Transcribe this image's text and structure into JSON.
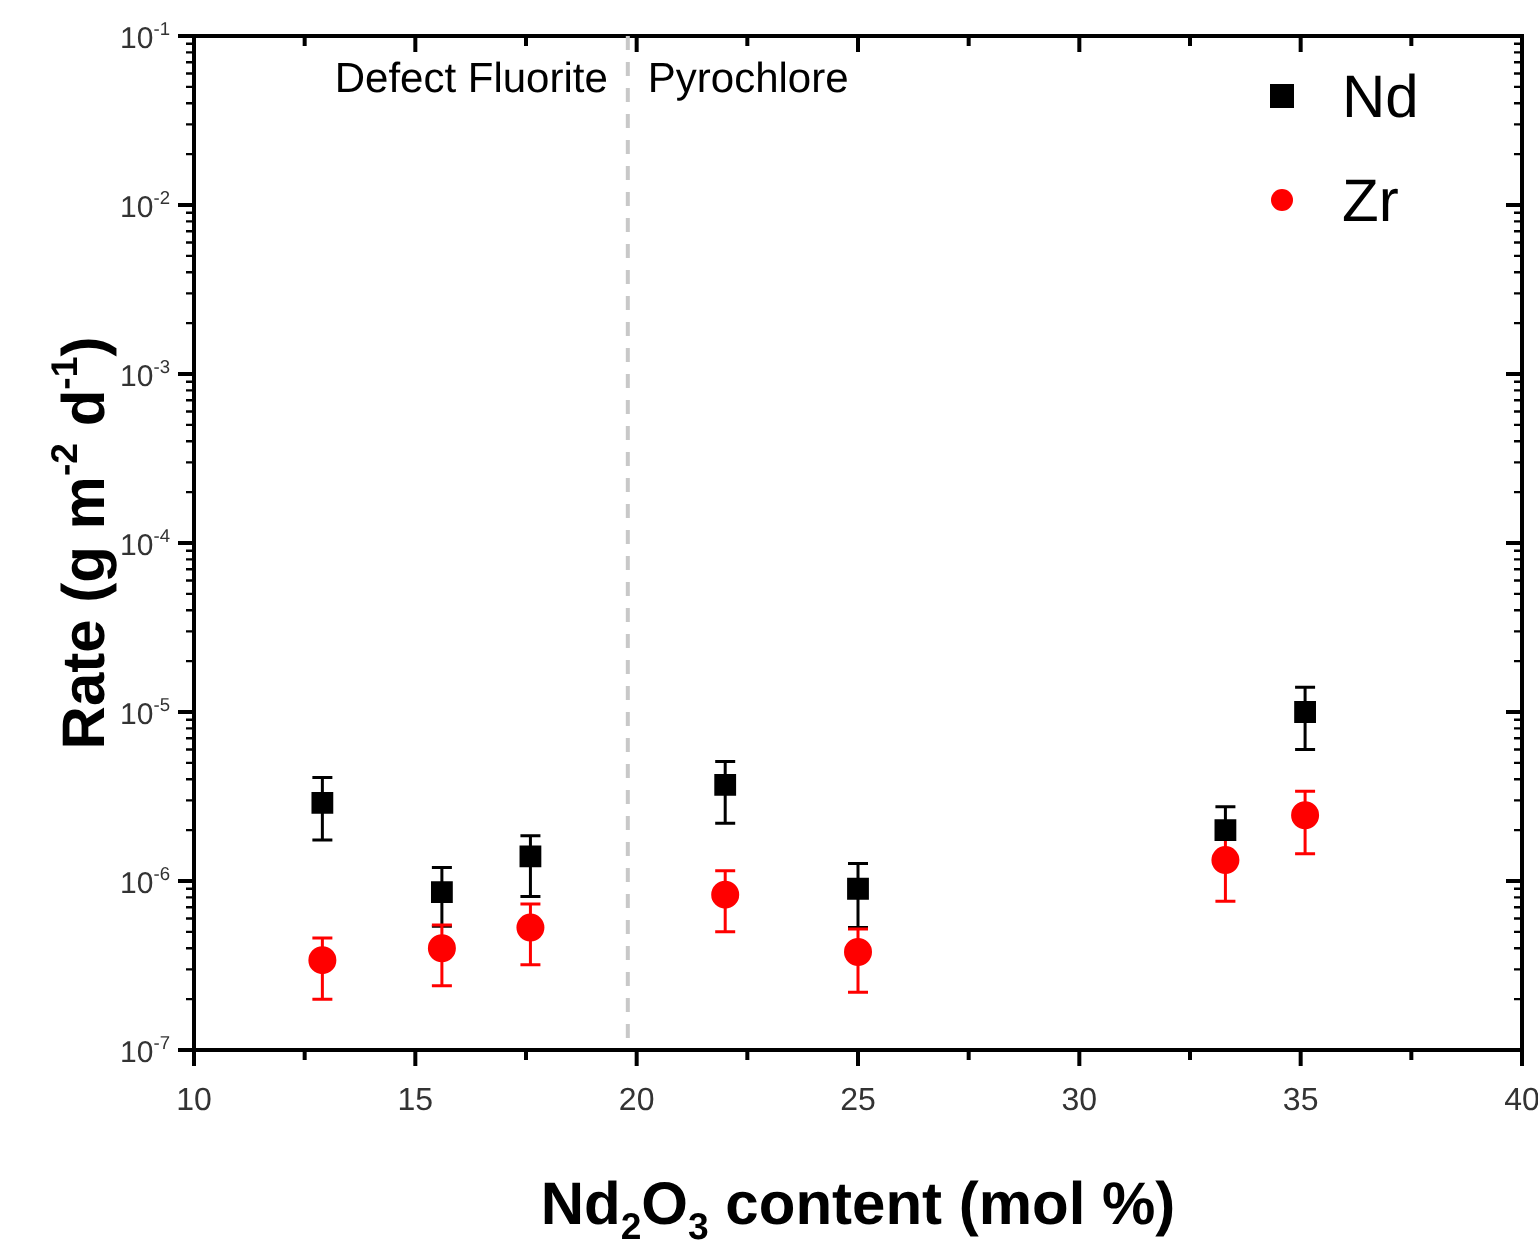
{
  "chart_data": {
    "type": "scatter",
    "xlabel": "Nd$_{2}$O$_{3}$ content (mol %)",
    "ylabel": "Rate (g m$^{-2}$ d$^{-1}$)",
    "x": [
      12.9,
      15.6,
      17.6,
      22.0,
      25.0,
      33.3,
      35.1
    ],
    "series": [
      {
        "name": "Nd",
        "color": "#000000",
        "marker": "square",
        "values": [
          2.9e-06,
          8.6e-07,
          1.4e-06,
          3.7e-06,
          9e-07,
          2e-06,
          1e-05
        ],
        "errors": [
          [
            1.75e-06,
            4.1e-06
          ],
          [
            5.4e-07,
            1.2e-06
          ],
          [
            8.1e-07,
            1.85e-06
          ],
          [
            2.2e-06,
            5.1e-06
          ],
          [
            5.3e-07,
            1.27e-06
          ],
          [
            2e-06,
            2.75e-06
          ],
          [
            6e-06,
            1.4e-05
          ]
        ]
      },
      {
        "name": "Zr",
        "color": "#ff0000",
        "marker": "circle",
        "values": [
          3.4e-07,
          4e-07,
          5.3e-07,
          8.3e-07,
          3.8e-07,
          1.33e-06,
          2.45e-06
        ],
        "errors": [
          [
            2e-07,
            4.6e-07
          ],
          [
            2.4e-07,
            5.5e-07
          ],
          [
            3.2e-07,
            7.3e-07
          ],
          [
            5e-07,
            1.15e-06
          ],
          [
            2.2e-07,
            5.2e-07
          ],
          [
            7.6e-07,
            1.8e-06
          ],
          [
            1.45e-06,
            3.4e-06
          ]
        ]
      }
    ],
    "xlim": [
      10,
      40
    ],
    "xticks": [
      10,
      {
        "value": 12.5,
        "label": null
      },
      15,
      {
        "value": 17.5,
        "label": null
      },
      20,
      {
        "value": 22.5,
        "label": null
      },
      25,
      {
        "value": 27.5,
        "label": null
      },
      30,
      {
        "value": 32.5,
        "label": null
      },
      35,
      {
        "value": 37.5,
        "label": null
      },
      40
    ],
    "ylim": [
      1e-07,
      0.1
    ],
    "log": "y",
    "yticks": [
      {
        "value": 1e-07,
        "label": "10$^{-7}$"
      },
      {
        "value": 2e-07,
        "label": null
      },
      {
        "value": 3e-07,
        "label": null
      },
      {
        "value": 4e-07,
        "label": null
      },
      {
        "value": 5e-07,
        "label": null
      },
      {
        "value": 6e-07,
        "label": null
      },
      {
        "value": 7e-07,
        "label": null
      },
      {
        "value": 8e-07,
        "label": null
      },
      {
        "value": 9e-07,
        "label": null
      },
      {
        "value": 1e-06,
        "label": "10$^{-6}$"
      },
      {
        "value": 2e-06,
        "label": null
      },
      {
        "value": 3e-06,
        "label": null
      },
      {
        "value": 4e-06,
        "label": null
      },
      {
        "value": 5e-06,
        "label": null
      },
      {
        "value": 6e-06,
        "label": null
      },
      {
        "value": 7e-06,
        "label": null
      },
      {
        "value": 8e-06,
        "label": null
      },
      {
        "value": 9e-06,
        "label": null
      },
      {
        "value": 1e-05,
        "label": "10$^{-5}$"
      },
      {
        "value": 2e-05,
        "label": null
      },
      {
        "value": 3e-05,
        "label": null
      },
      {
        "value": 4e-05,
        "label": null
      },
      {
        "value": 5e-05,
        "label": null
      },
      {
        "value": 6e-05,
        "label": null
      },
      {
        "value": 7e-05,
        "label": null
      },
      {
        "value": 8e-05,
        "label": null
      },
      {
        "value": 9e-05,
        "label": null
      },
      {
        "value": 0.0001,
        "label": "10$^{-4}$"
      },
      {
        "value": 0.0002,
        "label": null
      },
      {
        "value": 0.0003,
        "label": null
      },
      {
        "value": 0.0004,
        "label": null
      },
      {
        "value": 0.0005,
        "label": null
      },
      {
        "value": 0.0006,
        "label": null
      },
      {
        "value": 0.0007,
        "label": null
      },
      {
        "value": 0.0008,
        "label": null
      },
      {
        "value": 0.0009,
        "label": null
      },
      {
        "value": 0.001,
        "label": "10$^{-3}$"
      },
      {
        "value": 0.002,
        "label": null
      },
      {
        "value": 0.003,
        "label": null
      },
      {
        "value": 0.004,
        "label": null
      },
      {
        "value": 0.005,
        "label": null
      },
      {
        "value": 0.006,
        "label": null
      },
      {
        "value": 0.007,
        "label": null
      },
      {
        "value": 0.008,
        "label": null
      },
      {
        "value": 0.009,
        "label": null
      },
      {
        "value": 0.01,
        "label": "10$^{-2}$"
      },
      {
        "value": 0.02,
        "label": null
      },
      {
        "value": 0.03,
        "label": null
      },
      {
        "value": 0.04,
        "label": null
      },
      {
        "value": 0.05,
        "label": null
      },
      {
        "value": 0.06,
        "label": null
      },
      {
        "value": 0.07,
        "label": null
      },
      {
        "value": 0.08,
        "label": null
      },
      {
        "value": 0.09,
        "label": null
      },
      {
        "value": 0.1,
        "label": "10$^{-1}$"
      }
    ],
    "ref_lines": [
      {
        "axis": "x",
        "value": 19.8,
        "color": "#c8c8c8",
        "line_style": "dashed"
      }
    ],
    "annotations": [
      "Defect Fluorite",
      "Pyrochlore"
    ],
    "legend": "top right",
    "grid": false
  }
}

INSTRUCTION: Quote in full the listing given above; the images are to be left out.

THE COMPLETED TASK:
Transcribe this image's text and structure into JSON.
{
  "chart_data": {
    "type": "scatter",
    "xlabel": "Nd$_{2}$O$_{3}$ content (mol %)",
    "ylabel": "Rate (g m$^{-2}$ d$^{-1}$)",
    "x": [
      12.9,
      15.6,
      17.6,
      22.0,
      25.0,
      33.3,
      35.1
    ],
    "series": [
      {
        "name": "Nd",
        "color": "#000000",
        "marker": "square",
        "values": [
          2.9e-06,
          8.6e-07,
          1.4e-06,
          3.7e-06,
          9e-07,
          2e-06,
          1e-05
        ],
        "errors": [
          [
            1.75e-06,
            4.1e-06
          ],
          [
            5.4e-07,
            1.2e-06
          ],
          [
            8.1e-07,
            1.85e-06
          ],
          [
            2.2e-06,
            5.1e-06
          ],
          [
            5.3e-07,
            1.27e-06
          ],
          [
            2e-06,
            2.75e-06
          ],
          [
            6e-06,
            1.4e-05
          ]
        ]
      },
      {
        "name": "Zr",
        "color": "#ff0000",
        "marker": "circle",
        "values": [
          3.4e-07,
          4e-07,
          5.3e-07,
          8.3e-07,
          3.8e-07,
          1.33e-06,
          2.45e-06
        ],
        "errors": [
          [
            2e-07,
            4.6e-07
          ],
          [
            2.4e-07,
            5.5e-07
          ],
          [
            3.2e-07,
            7.3e-07
          ],
          [
            5e-07,
            1.15e-06
          ],
          [
            2.2e-07,
            5.2e-07
          ],
          [
            7.6e-07,
            1.8e-06
          ],
          [
            1.45e-06,
            3.4e-06
          ]
        ]
      }
    ],
    "xlim": [
      10,
      40
    ],
    "xticks": [
      10,
      {
        "value": 12.5,
        "label": null
      },
      15,
      {
        "value": 17.5,
        "label": null
      },
      20,
      {
        "value": 22.5,
        "label": null
      },
      25,
      {
        "value": 27.5,
        "label": null
      },
      30,
      {
        "value": 32.5,
        "label": null
      },
      35,
      {
        "value": 37.5,
        "label": null
      },
      40
    ],
    "ylim": [
      1e-07,
      0.1
    ],
    "log": "y",
    "yticks": [
      {
        "value": 1e-07,
        "label": "10$^{-7}$"
      },
      {
        "value": 2e-07,
        "label": null
      },
      {
        "value": 3e-07,
        "label": null
      },
      {
        "value": 4e-07,
        "label": null
      },
      {
        "value": 5e-07,
        "label": null
      },
      {
        "value": 6e-07,
        "label": null
      },
      {
        "value": 7e-07,
        "label": null
      },
      {
        "value": 8e-07,
        "label": null
      },
      {
        "value": 9e-07,
        "label": null
      },
      {
        "value": 1e-06,
        "label": "10$^{-6}$"
      },
      {
        "value": 2e-06,
        "label": null
      },
      {
        "value": 3e-06,
        "label": null
      },
      {
        "value": 4e-06,
        "label": null
      },
      {
        "value": 5e-06,
        "label": null
      },
      {
        "value": 6e-06,
        "label": null
      },
      {
        "value": 7e-06,
        "label": null
      },
      {
        "value": 8e-06,
        "label": null
      },
      {
        "value": 9e-06,
        "label": null
      },
      {
        "value": 1e-05,
        "label": "10$^{-5}$"
      },
      {
        "value": 2e-05,
        "label": null
      },
      {
        "value": 3e-05,
        "label": null
      },
      {
        "value": 4e-05,
        "label": null
      },
      {
        "value": 5e-05,
        "label": null
      },
      {
        "value": 6e-05,
        "label": null
      },
      {
        "value": 7e-05,
        "label": null
      },
      {
        "value": 8e-05,
        "label": null
      },
      {
        "value": 9e-05,
        "label": null
      },
      {
        "value": 0.0001,
        "label": "10$^{-4}$"
      },
      {
        "value": 0.0002,
        "label": null
      },
      {
        "value": 0.0003,
        "label": null
      },
      {
        "value": 0.0004,
        "label": null
      },
      {
        "value": 0.0005,
        "label": null
      },
      {
        "value": 0.0006,
        "label": null
      },
      {
        "value": 0.0007,
        "label": null
      },
      {
        "value": 0.0008,
        "label": null
      },
      {
        "value": 0.0009,
        "label": null
      },
      {
        "value": 0.001,
        "label": "10$^{-3}$"
      },
      {
        "value": 0.002,
        "label": null
      },
      {
        "value": 0.003,
        "label": null
      },
      {
        "value": 0.004,
        "label": null
      },
      {
        "value": 0.005,
        "label": null
      },
      {
        "value": 0.006,
        "label": null
      },
      {
        "value": 0.007,
        "label": null
      },
      {
        "value": 0.008,
        "label": null
      },
      {
        "value": 0.009,
        "label": null
      },
      {
        "value": 0.01,
        "label": "10$^{-2}$"
      },
      {
        "value": 0.02,
        "label": null
      },
      {
        "value": 0.03,
        "label": null
      },
      {
        "value": 0.04,
        "label": null
      },
      {
        "value": 0.05,
        "label": null
      },
      {
        "value": 0.06,
        "label": null
      },
      {
        "value": 0.07,
        "label": null
      },
      {
        "value": 0.08,
        "label": null
      },
      {
        "value": 0.09,
        "label": null
      },
      {
        "value": 0.1,
        "label": "10$^{-1}$"
      }
    ],
    "ref_lines": [
      {
        "axis": "x",
        "value": 19.8,
        "color": "#c8c8c8",
        "line_style": "dashed"
      }
    ],
    "annotations": [
      "Defect Fluorite",
      "Pyrochlore"
    ],
    "legend": "top right",
    "grid": false
  }
}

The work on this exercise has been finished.